* [The input]:
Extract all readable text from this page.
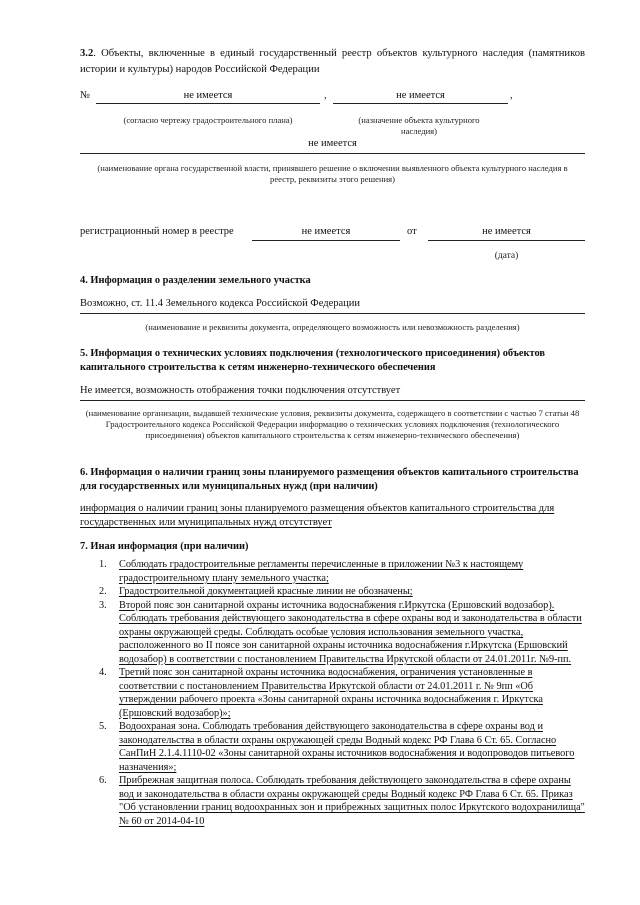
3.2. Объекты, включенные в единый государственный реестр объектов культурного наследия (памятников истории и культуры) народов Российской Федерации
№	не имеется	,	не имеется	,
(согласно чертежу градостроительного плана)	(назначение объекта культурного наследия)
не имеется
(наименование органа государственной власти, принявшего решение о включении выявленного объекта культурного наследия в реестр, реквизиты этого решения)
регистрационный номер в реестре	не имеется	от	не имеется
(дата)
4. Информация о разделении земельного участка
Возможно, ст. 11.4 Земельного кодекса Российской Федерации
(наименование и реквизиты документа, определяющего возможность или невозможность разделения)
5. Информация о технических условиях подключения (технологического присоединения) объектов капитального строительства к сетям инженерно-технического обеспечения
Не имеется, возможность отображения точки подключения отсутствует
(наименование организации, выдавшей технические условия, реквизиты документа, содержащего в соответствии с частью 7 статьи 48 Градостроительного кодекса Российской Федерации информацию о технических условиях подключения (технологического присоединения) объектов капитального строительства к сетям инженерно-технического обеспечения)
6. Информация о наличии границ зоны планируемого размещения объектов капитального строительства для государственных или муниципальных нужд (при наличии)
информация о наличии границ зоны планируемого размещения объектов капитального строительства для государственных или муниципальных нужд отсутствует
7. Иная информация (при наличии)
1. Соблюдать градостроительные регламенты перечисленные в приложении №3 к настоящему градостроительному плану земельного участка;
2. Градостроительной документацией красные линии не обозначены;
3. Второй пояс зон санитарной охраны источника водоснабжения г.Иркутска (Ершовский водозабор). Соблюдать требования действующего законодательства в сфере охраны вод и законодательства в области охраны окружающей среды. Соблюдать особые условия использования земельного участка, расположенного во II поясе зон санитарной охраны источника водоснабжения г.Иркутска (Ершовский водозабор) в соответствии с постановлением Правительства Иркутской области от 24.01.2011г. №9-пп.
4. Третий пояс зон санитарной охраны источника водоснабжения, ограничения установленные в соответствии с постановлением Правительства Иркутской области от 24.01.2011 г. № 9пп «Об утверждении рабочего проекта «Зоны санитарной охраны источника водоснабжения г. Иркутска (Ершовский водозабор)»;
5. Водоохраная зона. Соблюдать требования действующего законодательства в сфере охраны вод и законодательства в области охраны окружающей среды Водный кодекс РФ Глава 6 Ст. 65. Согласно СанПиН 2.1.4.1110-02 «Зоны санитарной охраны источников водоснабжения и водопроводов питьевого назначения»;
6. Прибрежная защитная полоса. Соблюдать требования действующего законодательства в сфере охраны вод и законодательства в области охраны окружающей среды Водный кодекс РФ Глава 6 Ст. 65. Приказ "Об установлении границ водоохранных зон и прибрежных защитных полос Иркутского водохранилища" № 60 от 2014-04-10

---

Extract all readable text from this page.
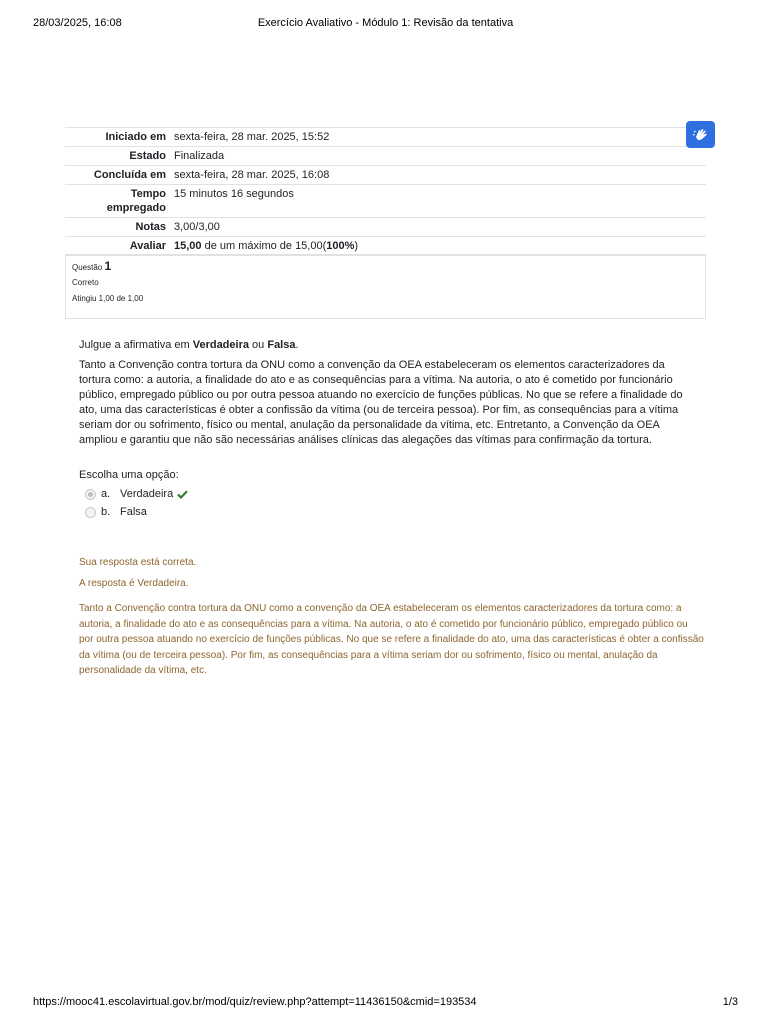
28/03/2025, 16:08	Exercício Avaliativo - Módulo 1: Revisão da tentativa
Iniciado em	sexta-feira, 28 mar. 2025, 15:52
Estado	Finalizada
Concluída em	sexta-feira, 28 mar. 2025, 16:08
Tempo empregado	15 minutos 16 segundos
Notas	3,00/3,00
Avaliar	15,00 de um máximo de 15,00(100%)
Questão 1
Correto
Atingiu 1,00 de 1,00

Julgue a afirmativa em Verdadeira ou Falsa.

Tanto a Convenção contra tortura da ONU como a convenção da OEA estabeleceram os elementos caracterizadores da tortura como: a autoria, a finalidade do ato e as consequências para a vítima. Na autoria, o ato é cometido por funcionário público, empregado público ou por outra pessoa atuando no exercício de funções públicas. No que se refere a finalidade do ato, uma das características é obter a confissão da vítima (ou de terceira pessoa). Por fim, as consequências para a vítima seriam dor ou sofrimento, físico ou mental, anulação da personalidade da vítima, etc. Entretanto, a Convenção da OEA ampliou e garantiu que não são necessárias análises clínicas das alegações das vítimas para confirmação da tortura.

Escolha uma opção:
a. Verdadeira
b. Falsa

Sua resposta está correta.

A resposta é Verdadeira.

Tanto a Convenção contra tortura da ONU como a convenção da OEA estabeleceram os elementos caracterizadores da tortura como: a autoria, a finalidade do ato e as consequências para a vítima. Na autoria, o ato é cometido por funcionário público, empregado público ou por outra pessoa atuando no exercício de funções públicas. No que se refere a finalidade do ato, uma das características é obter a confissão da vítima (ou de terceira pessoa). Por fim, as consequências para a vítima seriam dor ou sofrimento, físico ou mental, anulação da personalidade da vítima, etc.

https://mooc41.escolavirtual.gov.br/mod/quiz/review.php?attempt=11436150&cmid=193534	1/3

---

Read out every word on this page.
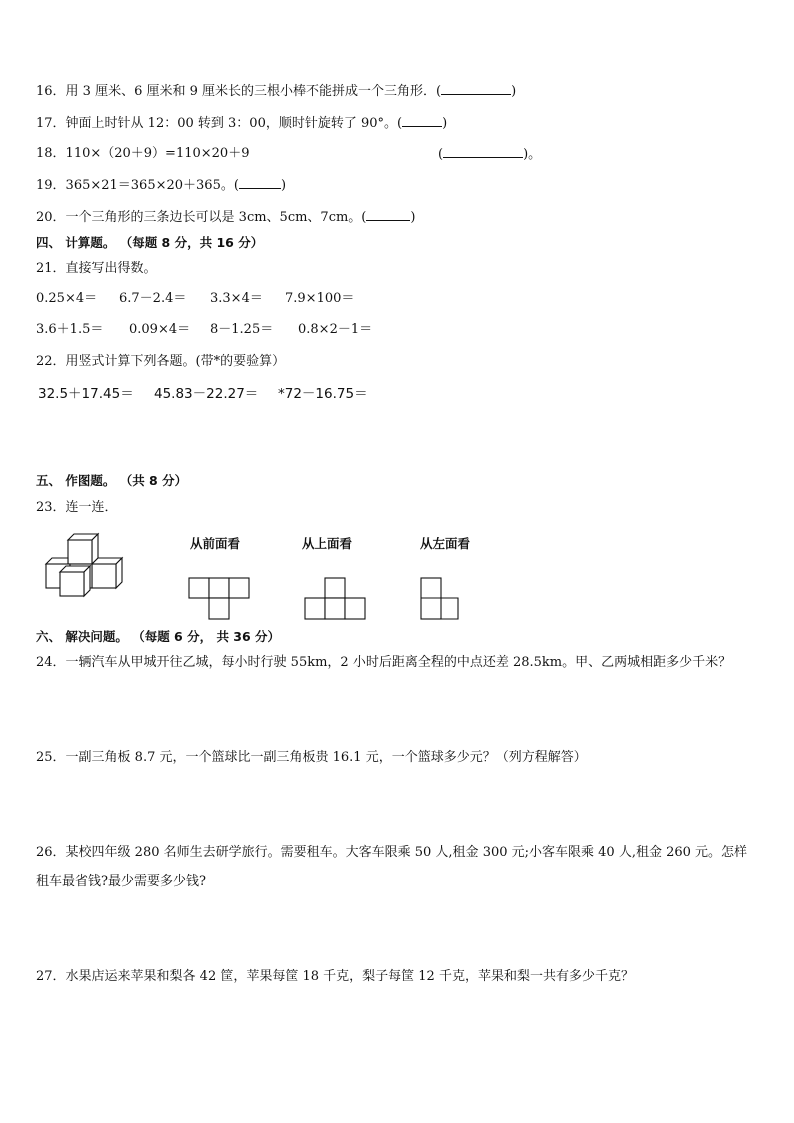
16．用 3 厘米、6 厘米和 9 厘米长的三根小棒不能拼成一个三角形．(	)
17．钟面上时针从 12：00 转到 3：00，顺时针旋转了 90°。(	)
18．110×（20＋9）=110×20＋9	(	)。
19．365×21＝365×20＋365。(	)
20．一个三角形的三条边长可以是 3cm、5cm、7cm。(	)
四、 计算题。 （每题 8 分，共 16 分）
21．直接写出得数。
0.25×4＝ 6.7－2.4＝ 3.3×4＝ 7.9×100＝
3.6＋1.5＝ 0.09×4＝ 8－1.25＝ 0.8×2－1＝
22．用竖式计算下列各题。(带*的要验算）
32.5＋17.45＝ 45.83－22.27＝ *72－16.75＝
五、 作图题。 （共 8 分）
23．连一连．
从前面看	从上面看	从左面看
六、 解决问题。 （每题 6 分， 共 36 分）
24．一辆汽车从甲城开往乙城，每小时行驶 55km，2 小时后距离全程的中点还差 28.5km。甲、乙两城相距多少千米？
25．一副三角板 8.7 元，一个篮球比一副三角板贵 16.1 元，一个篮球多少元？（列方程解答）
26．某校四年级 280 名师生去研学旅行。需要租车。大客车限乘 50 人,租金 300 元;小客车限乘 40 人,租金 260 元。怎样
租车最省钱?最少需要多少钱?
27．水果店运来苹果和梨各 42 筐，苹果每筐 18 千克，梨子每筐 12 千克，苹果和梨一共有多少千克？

* [Your task]: Pick out each line containing "отсутствует" and report it.

* [Task output]:
Не имеется, возможность отображения точки подключения отсутствует
информация о наличии границ зоны планируемого размещения объектов капитального строительства для государственных или муниципальных нужд отсутствует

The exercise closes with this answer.